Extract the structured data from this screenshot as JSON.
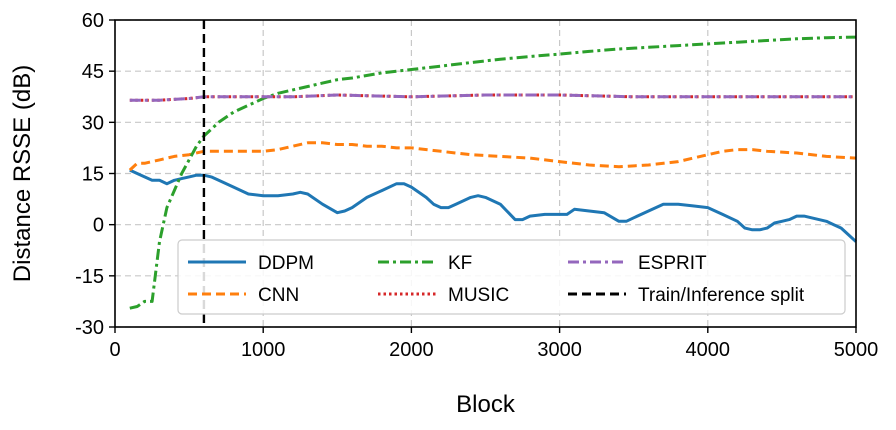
{
  "chart_data": {
    "type": "line",
    "title": "",
    "xlabel": "Block",
    "ylabel": "Distance RSSE (dB)",
    "xlim": [
      0,
      5000
    ],
    "ylim": [
      -30,
      60
    ],
    "xticks": [
      0,
      1000,
      2000,
      3000,
      4000,
      5000
    ],
    "yticks": [
      -30,
      -15,
      0,
      15,
      30,
      45,
      60
    ],
    "grid": true,
    "legend_position": "bottom-center",
    "series": [
      {
        "name": "DDPM",
        "color": "#1f77b4",
        "linestyle": "solid",
        "x": [
          100,
          150,
          200,
          250,
          300,
          350,
          400,
          450,
          500,
          550,
          600,
          650,
          700,
          800,
          900,
          1000,
          1100,
          1200,
          1250,
          1300,
          1400,
          1500,
          1550,
          1600,
          1700,
          1800,
          1900,
          1950,
          2000,
          2100,
          2150,
          2200,
          2250,
          2300,
          2400,
          2450,
          2500,
          2600,
          2700,
          2750,
          2800,
          2900,
          3000,
          3050,
          3100,
          3200,
          3300,
          3400,
          3450,
          3500,
          3600,
          3700,
          3750,
          3800,
          3900,
          4000,
          4050,
          4100,
          4200,
          4250,
          4300,
          4350,
          4400,
          4450,
          4500,
          4550,
          4600,
          4650,
          4700,
          4800,
          4850,
          4900,
          4950,
          5000
        ],
        "y": [
          16,
          15,
          14,
          13,
          13,
          12,
          13,
          13.5,
          14,
          14.5,
          14.5,
          14,
          13,
          11,
          9,
          8.5,
          8.5,
          9,
          9.5,
          9,
          6,
          3.5,
          4,
          5,
          8,
          10,
          12,
          12,
          11,
          8,
          6,
          5,
          5,
          6,
          8,
          8.5,
          8,
          6,
          1.5,
          1.5,
          2.5,
          3,
          3,
          3,
          4.5,
          4,
          3.5,
          1,
          1,
          2,
          4,
          6,
          6,
          6,
          5.5,
          5,
          4,
          3,
          1,
          -1,
          -1.5,
          -1.5,
          -1,
          0.5,
          1,
          1.5,
          2.5,
          2.5,
          2,
          1,
          0,
          -1,
          -3,
          -5
        ]
      },
      {
        "name": "CNN",
        "color": "#ff7f0e",
        "linestyle": "dashed",
        "x": [
          100,
          150,
          200,
          300,
          400,
          500,
          600,
          700,
          800,
          900,
          1000,
          1100,
          1200,
          1300,
          1400,
          1500,
          1600,
          1700,
          1800,
          1900,
          2000,
          2200,
          2400,
          2600,
          2800,
          3000,
          3200,
          3400,
          3600,
          3800,
          4000,
          4100,
          4200,
          4300,
          4400,
          4600,
          4800,
          5000
        ],
        "y": [
          16,
          18,
          18,
          19,
          20,
          20.5,
          21.5,
          21.5,
          21.5,
          21.5,
          21.5,
          22,
          23,
          24,
          24,
          23.5,
          23.5,
          23,
          23,
          22.5,
          22.5,
          21.5,
          20.5,
          20,
          19.5,
          18.5,
          17.5,
          17,
          17.5,
          18.5,
          20.5,
          21.5,
          22,
          22,
          21.5,
          21,
          20,
          19.5
        ]
      },
      {
        "name": "KF",
        "color": "#2ca02c",
        "linestyle": "dashdot",
        "x": [
          100,
          150,
          200,
          250,
          300,
          350,
          400,
          450,
          500,
          550,
          600,
          650,
          700,
          800,
          900,
          1000,
          1100,
          1200,
          1300,
          1400,
          1500,
          1600,
          1800,
          2000,
          2200,
          2400,
          2600,
          2800,
          3000,
          3200,
          3400,
          3600,
          3800,
          4000,
          4200,
          4400,
          4600,
          4800,
          5000
        ],
        "y": [
          -24.5,
          -24,
          -22.5,
          -22.5,
          -5,
          5,
          10,
          15,
          19,
          23,
          26,
          28,
          30,
          33,
          35,
          37,
          38.5,
          39.5,
          40.5,
          41.5,
          42.5,
          43,
          44.5,
          45.5,
          46.5,
          47.5,
          48.5,
          49.3,
          50,
          50.8,
          51.5,
          52,
          52.5,
          53,
          53.5,
          54,
          54.5,
          54.8,
          55
        ]
      },
      {
        "name": "MUSIC",
        "color": "#d62728",
        "linestyle": "dotted",
        "x": [
          100,
          300,
          500,
          600,
          800,
          1000,
          1200,
          1500,
          2000,
          2500,
          3000,
          3500,
          4000,
          4500,
          5000
        ],
        "y": [
          36.5,
          36.5,
          37,
          37.5,
          37.5,
          37.5,
          37.5,
          38,
          37.5,
          38,
          38,
          37.5,
          37.5,
          37.5,
          37.5
        ]
      },
      {
        "name": "ESPRIT",
        "color": "#9467bd",
        "linestyle": "dashdot",
        "x": [
          100,
          300,
          500,
          600,
          800,
          1000,
          1200,
          1500,
          2000,
          2500,
          3000,
          3500,
          4000,
          4500,
          5000
        ],
        "y": [
          36.5,
          36.5,
          37,
          37.5,
          37.5,
          37.5,
          37.5,
          38,
          37.5,
          38,
          38,
          37.5,
          37.5,
          37.5,
          37.5
        ]
      }
    ],
    "vlines": [
      {
        "name": "Train/Inference split",
        "x": 600,
        "color": "#000000",
        "linestyle": "dashed"
      }
    ],
    "legend_order": [
      "DDPM",
      "CNN",
      "KF",
      "MUSIC",
      "ESPRIT",
      "Train/Inference split"
    ]
  }
}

┄┄┄┄┄┄┄┄┄┄┄┄┄┄┄┄┄┄┄┄

■ **Task description**
Leave out the pictures and retype every line above exactly.

■ **Full solution**
Extract the structured data from this screenshot as JSON.
{
  "chart_data": {
    "type": "line",
    "title": "",
    "xlabel": "Block",
    "ylabel": "Distance RSSE (dB)",
    "xlim": [
      0,
      5000
    ],
    "ylim": [
      -30,
      60
    ],
    "xticks": [
      0,
      1000,
      2000,
      3000,
      4000,
      5000
    ],
    "yticks": [
      -30,
      -15,
      0,
      15,
      30,
      45,
      60
    ],
    "grid": true,
    "legend_position": "bottom-center",
    "series": [
      {
        "name": "DDPM",
        "color": "#1f77b4",
        "linestyle": "solid",
        "x": [
          100,
          150,
          200,
          250,
          300,
          350,
          400,
          450,
          500,
          550,
          600,
          650,
          700,
          800,
          900,
          1000,
          1100,
          1200,
          1250,
          1300,
          1400,
          1500,
          1550,
          1600,
          1700,
          1800,
          1900,
          1950,
          2000,
          2100,
          2150,
          2200,
          2250,
          2300,
          2400,
          2450,
          2500,
          2600,
          2700,
          2750,
          2800,
          2900,
          3000,
          3050,
          3100,
          3200,
          3300,
          3400,
          3450,
          3500,
          3600,
          3700,
          3750,
          3800,
          3900,
          4000,
          4050,
          4100,
          4200,
          4250,
          4300,
          4350,
          4400,
          4450,
          4500,
          4550,
          4600,
          4650,
          4700,
          4800,
          4850,
          4900,
          4950,
          5000
        ],
        "y": [
          16,
          15,
          14,
          13,
          13,
          12,
          13,
          13.5,
          14,
          14.5,
          14.5,
          14,
          13,
          11,
          9,
          8.5,
          8.5,
          9,
          9.5,
          9,
          6,
          3.5,
          4,
          5,
          8,
          10,
          12,
          12,
          11,
          8,
          6,
          5,
          5,
          6,
          8,
          8.5,
          8,
          6,
          1.5,
          1.5,
          2.5,
          3,
          3,
          3,
          4.5,
          4,
          3.5,
          1,
          1,
          2,
          4,
          6,
          6,
          6,
          5.5,
          5,
          4,
          3,
          1,
          -1,
          -1.5,
          -1.5,
          -1,
          0.5,
          1,
          1.5,
          2.5,
          2.5,
          2,
          1,
          0,
          -1,
          -3,
          -5
        ]
      },
      {
        "name": "CNN",
        "color": "#ff7f0e",
        "linestyle": "dashed",
        "x": [
          100,
          150,
          200,
          300,
          400,
          500,
          600,
          700,
          800,
          900,
          1000,
          1100,
          1200,
          1300,
          1400,
          1500,
          1600,
          1700,
          1800,
          1900,
          2000,
          2200,
          2400,
          2600,
          2800,
          3000,
          3200,
          3400,
          3600,
          3800,
          4000,
          4100,
          4200,
          4300,
          4400,
          4600,
          4800,
          5000
        ],
        "y": [
          16,
          18,
          18,
          19,
          20,
          20.5,
          21.5,
          21.5,
          21.5,
          21.5,
          21.5,
          22,
          23,
          24,
          24,
          23.5,
          23.5,
          23,
          23,
          22.5,
          22.5,
          21.5,
          20.5,
          20,
          19.5,
          18.5,
          17.5,
          17,
          17.5,
          18.5,
          20.5,
          21.5,
          22,
          22,
          21.5,
          21,
          20,
          19.5
        ]
      },
      {
        "name": "KF",
        "color": "#2ca02c",
        "linestyle": "dashdot",
        "x": [
          100,
          150,
          200,
          250,
          300,
          350,
          400,
          450,
          500,
          550,
          600,
          650,
          700,
          800,
          900,
          1000,
          1100,
          1200,
          1300,
          1400,
          1500,
          1600,
          1800,
          2000,
          2200,
          2400,
          2600,
          2800,
          3000,
          3200,
          3400,
          3600,
          3800,
          4000,
          4200,
          4400,
          4600,
          4800,
          5000
        ],
        "y": [
          -24.5,
          -24,
          -22.5,
          -22.5,
          -5,
          5,
          10,
          15,
          19,
          23,
          26,
          28,
          30,
          33,
          35,
          37,
          38.5,
          39.5,
          40.5,
          41.5,
          42.5,
          43,
          44.5,
          45.5,
          46.5,
          47.5,
          48.5,
          49.3,
          50,
          50.8,
          51.5,
          52,
          52.5,
          53,
          53.5,
          54,
          54.5,
          54.8,
          55
        ]
      },
      {
        "name": "MUSIC",
        "color": "#d62728",
        "linestyle": "dotted",
        "x": [
          100,
          300,
          500,
          600,
          800,
          1000,
          1200,
          1500,
          2000,
          2500,
          3000,
          3500,
          4000,
          4500,
          5000
        ],
        "y": [
          36.5,
          36.5,
          37,
          37.5,
          37.5,
          37.5,
          37.5,
          38,
          37.5,
          38,
          38,
          37.5,
          37.5,
          37.5,
          37.5
        ]
      },
      {
        "name": "ESPRIT",
        "color": "#9467bd",
        "linestyle": "dashdot",
        "x": [
          100,
          300,
          500,
          600,
          800,
          1000,
          1200,
          1500,
          2000,
          2500,
          3000,
          3500,
          4000,
          4500,
          5000
        ],
        "y": [
          36.5,
          36.5,
          37,
          37.5,
          37.5,
          37.5,
          37.5,
          38,
          37.5,
          38,
          38,
          37.5,
          37.5,
          37.5,
          37.5
        ]
      }
    ],
    "vlines": [
      {
        "name": "Train/Inference split",
        "x": 600,
        "color": "#000000",
        "linestyle": "dashed"
      }
    ],
    "legend_order": [
      "DDPM",
      "CNN",
      "KF",
      "MUSIC",
      "ESPRIT",
      "Train/Inference split"
    ]
  }
}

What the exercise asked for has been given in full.